→ Objective
An exact copy of all the data is required, with pictures left out.

→ Material for the task
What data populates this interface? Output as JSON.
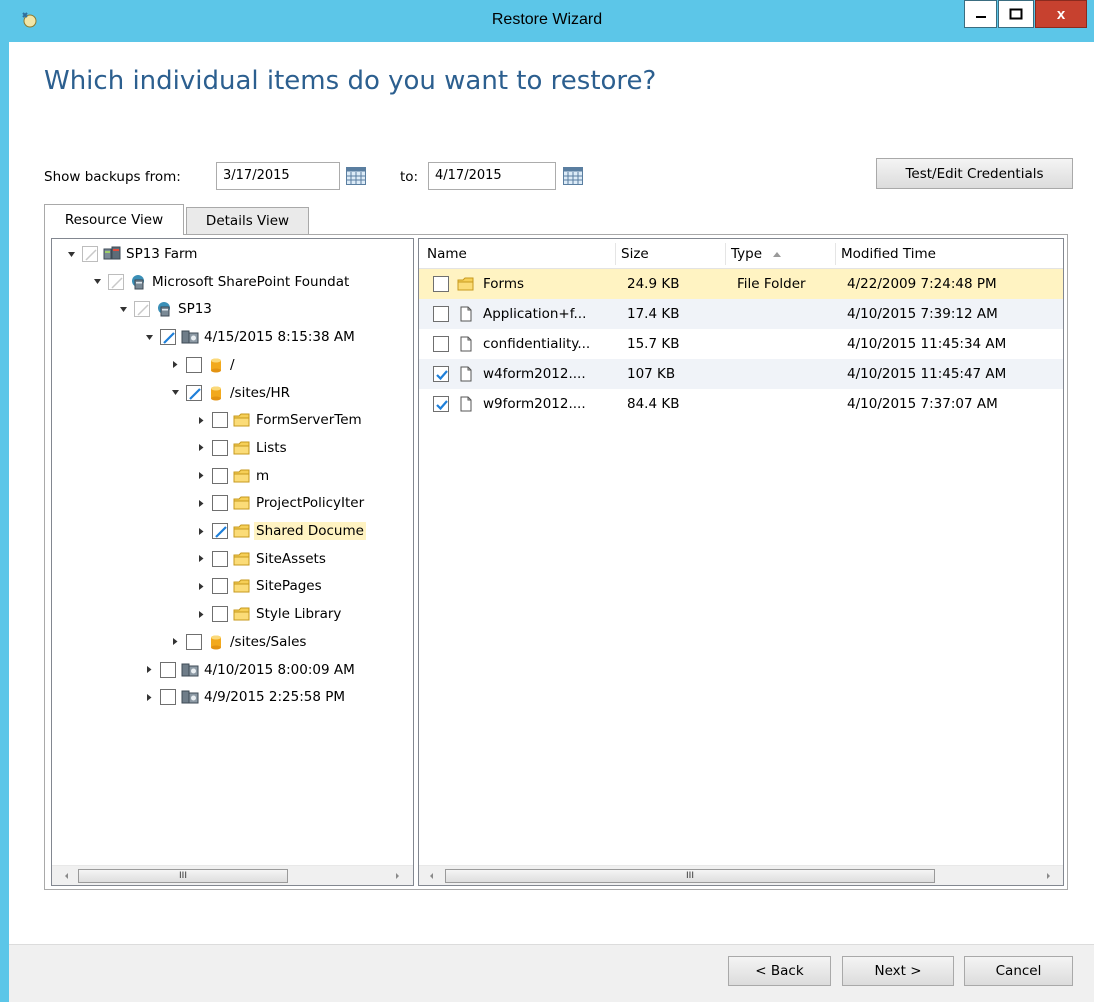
{
  "window": {
    "title": "Restore Wizard",
    "close_label": "x"
  },
  "page": {
    "heading": "Which individual items do you want to restore?"
  },
  "filters": {
    "from_label": "Show backups from:",
    "from_value": "3/17/2015",
    "to_label": "to:",
    "to_value": "4/17/2015",
    "credentials_button": "Test/Edit Credentials"
  },
  "tabs": [
    {
      "label": "Resource View",
      "active": true
    },
    {
      "label": "Details View",
      "active": false
    }
  ],
  "tree": [
    {
      "label": "SP13 Farm",
      "level": 0,
      "expander": "expanded",
      "check": "disabled",
      "icon": "farm-icon"
    },
    {
      "label": "Microsoft SharePoint Foundat",
      "level": 1,
      "expander": "expanded",
      "check": "disabled",
      "icon": "server-icon"
    },
    {
      "label": "SP13",
      "level": 2,
      "expander": "expanded",
      "check": "disabled",
      "icon": "server-icon"
    },
    {
      "label": "4/15/2015 8:15:38 AM",
      "level": 3,
      "expander": "expanded",
      "check": "partial",
      "icon": "backup-icon"
    },
    {
      "label": "/",
      "level": 4,
      "expander": "collapsed",
      "check": "unchecked",
      "icon": "database-icon"
    },
    {
      "label": "/sites/HR",
      "level": 4,
      "expander": "expanded",
      "check": "partial",
      "icon": "database-icon"
    },
    {
      "label": "FormServerTem",
      "level": 5,
      "expander": "collapsed",
      "check": "unchecked",
      "icon": "folder-icon"
    },
    {
      "label": "Lists",
      "level": 5,
      "expander": "collapsed",
      "check": "unchecked",
      "icon": "folder-icon"
    },
    {
      "label": "m",
      "level": 5,
      "expander": "collapsed",
      "check": "unchecked",
      "icon": "folder-icon"
    },
    {
      "label": "ProjectPolicyIter",
      "level": 5,
      "expander": "collapsed",
      "check": "unchecked",
      "icon": "folder-icon"
    },
    {
      "label": "Shared Docume",
      "level": 5,
      "expander": "collapsed",
      "check": "partial",
      "icon": "folder-icon",
      "selected": true
    },
    {
      "label": "SiteAssets",
      "level": 5,
      "expander": "collapsed",
      "check": "unchecked",
      "icon": "folder-icon"
    },
    {
      "label": "SitePages",
      "level": 5,
      "expander": "collapsed",
      "check": "unchecked",
      "icon": "folder-icon"
    },
    {
      "label": "Style Library",
      "level": 5,
      "expander": "collapsed",
      "check": "unchecked",
      "icon": "folder-icon"
    },
    {
      "label": "/sites/Sales",
      "level": 4,
      "expander": "collapsed",
      "check": "unchecked",
      "icon": "database-icon"
    },
    {
      "label": "4/10/2015 8:00:09 AM",
      "level": 3,
      "expander": "collapsed",
      "check": "unchecked",
      "icon": "backup-icon"
    },
    {
      "label": "4/9/2015 2:25:58 PM",
      "level": 3,
      "expander": "collapsed",
      "check": "unchecked",
      "icon": "backup-icon"
    }
  ],
  "grid": {
    "columns": {
      "name": "Name",
      "size": "Size",
      "type": "Type",
      "modified": "Modified Time"
    },
    "sort_indicator": "ascending",
    "rows": [
      {
        "name": "Forms",
        "size": "24.9 KB",
        "type": "File Folder",
        "modified": "4/22/2009 7:24:48 PM",
        "checked": false,
        "icon": "folder-icon",
        "selected": true
      },
      {
        "name": "Application+f...",
        "size": "17.4 KB",
        "type": "",
        "modified": "4/10/2015 7:39:12 AM",
        "checked": false,
        "icon": "file-icon"
      },
      {
        "name": "confidentiality...",
        "size": "15.7 KB",
        "type": "",
        "modified": "4/10/2015 11:45:34 AM",
        "checked": false,
        "icon": "file-icon"
      },
      {
        "name": "w4form2012....",
        "size": "107 KB",
        "type": "",
        "modified": "4/10/2015 11:45:47 AM",
        "checked": true,
        "icon": "file-icon"
      },
      {
        "name": "w9form2012....",
        "size": "84.4 KB",
        "type": "",
        "modified": "4/10/2015 7:37:07 AM",
        "checked": true,
        "icon": "file-icon"
      }
    ]
  },
  "scroll_grip": "III",
  "footer": {
    "back": "< Back",
    "next": "Next >",
    "cancel": "Cancel"
  },
  "colors": {
    "title_bar": "#5cc6e8",
    "heading": "#2c5f8f",
    "selection": "#fff3c2",
    "check": "#1e7fd9",
    "close": "#c7412f"
  }
}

→ Task output
What data populates this interface? Output as JSON.
{
  "window": {
    "title": "Restore Wizard",
    "close_label": "x"
  },
  "page": {
    "heading": "Which individual items do you want to restore?"
  },
  "filters": {
    "from_label": "Show backups from:",
    "from_value": "3/17/2015",
    "to_label": "to:",
    "to_value": "4/17/2015",
    "credentials_button": "Test/Edit Credentials"
  },
  "tabs": [
    {
      "label": "Resource View",
      "active": true
    },
    {
      "label": "Details View",
      "active": false
    }
  ],
  "tree": [
    {
      "label": "SP13 Farm",
      "level": 0,
      "expander": "expanded",
      "check": "disabled",
      "icon": "farm-icon"
    },
    {
      "label": "Microsoft SharePoint Foundat",
      "level": 1,
      "expander": "expanded",
      "check": "disabled",
      "icon": "server-icon"
    },
    {
      "label": "SP13",
      "level": 2,
      "expander": "expanded",
      "check": "disabled",
      "icon": "server-icon"
    },
    {
      "label": "4/15/2015 8:15:38 AM",
      "level": 3,
      "expander": "expanded",
      "check": "partial",
      "icon": "backup-icon"
    },
    {
      "label": "/",
      "level": 4,
      "expander": "collapsed",
      "check": "unchecked",
      "icon": "database-icon"
    },
    {
      "label": "/sites/HR",
      "level": 4,
      "expander": "expanded",
      "check": "partial",
      "icon": "database-icon"
    },
    {
      "label": "FormServerTem",
      "level": 5,
      "expander": "collapsed",
      "check": "unchecked",
      "icon": "folder-icon"
    },
    {
      "label": "Lists",
      "level": 5,
      "expander": "collapsed",
      "check": "unchecked",
      "icon": "folder-icon"
    },
    {
      "label": "m",
      "level": 5,
      "expander": "collapsed",
      "check": "unchecked",
      "icon": "folder-icon"
    },
    {
      "label": "ProjectPolicyIter",
      "level": 5,
      "expander": "collapsed",
      "check": "unchecked",
      "icon": "folder-icon"
    },
    {
      "label": "Shared Docume",
      "level": 5,
      "expander": "collapsed",
      "check": "partial",
      "icon": "folder-icon",
      "selected": true
    },
    {
      "label": "SiteAssets",
      "level": 5,
      "expander": "collapsed",
      "check": "unchecked",
      "icon": "folder-icon"
    },
    {
      "label": "SitePages",
      "level": 5,
      "expander": "collapsed",
      "check": "unchecked",
      "icon": "folder-icon"
    },
    {
      "label": "Style Library",
      "level": 5,
      "expander": "collapsed",
      "check": "unchecked",
      "icon": "folder-icon"
    },
    {
      "label": "/sites/Sales",
      "level": 4,
      "expander": "collapsed",
      "check": "unchecked",
      "icon": "database-icon"
    },
    {
      "label": "4/10/2015 8:00:09 AM",
      "level": 3,
      "expander": "collapsed",
      "check": "unchecked",
      "icon": "backup-icon"
    },
    {
      "label": "4/9/2015 2:25:58 PM",
      "level": 3,
      "expander": "collapsed",
      "check": "unchecked",
      "icon": "backup-icon"
    }
  ],
  "grid": {
    "columns": {
      "name": "Name",
      "size": "Size",
      "type": "Type",
      "modified": "Modified Time"
    },
    "sort_indicator": "ascending",
    "rows": [
      {
        "name": "Forms",
        "size": "24.9 KB",
        "type": "File Folder",
        "modified": "4/22/2009 7:24:48 PM",
        "checked": false,
        "icon": "folder-icon",
        "selected": true
      },
      {
        "name": "Application+f...",
        "size": "17.4 KB",
        "type": "",
        "modified": "4/10/2015 7:39:12 AM",
        "checked": false,
        "icon": "file-icon"
      },
      {
        "name": "confidentiality...",
        "size": "15.7 KB",
        "type": "",
        "modified": "4/10/2015 11:45:34 AM",
        "checked": false,
        "icon": "file-icon"
      },
      {
        "name": "w4form2012....",
        "size": "107 KB",
        "type": "",
        "modified": "4/10/2015 11:45:47 AM",
        "checked": true,
        "icon": "file-icon"
      },
      {
        "name": "w9form2012....",
        "size": "84.4 KB",
        "type": "",
        "modified": "4/10/2015 7:37:07 AM",
        "checked": true,
        "icon": "file-icon"
      }
    ]
  },
  "scroll_grip": "III",
  "footer": {
    "back": "< Back",
    "next": "Next >",
    "cancel": "Cancel"
  },
  "colors": {
    "title_bar": "#5cc6e8",
    "heading": "#2c5f8f",
    "selection": "#fff3c2",
    "check": "#1e7fd9",
    "close": "#c7412f"
  }
}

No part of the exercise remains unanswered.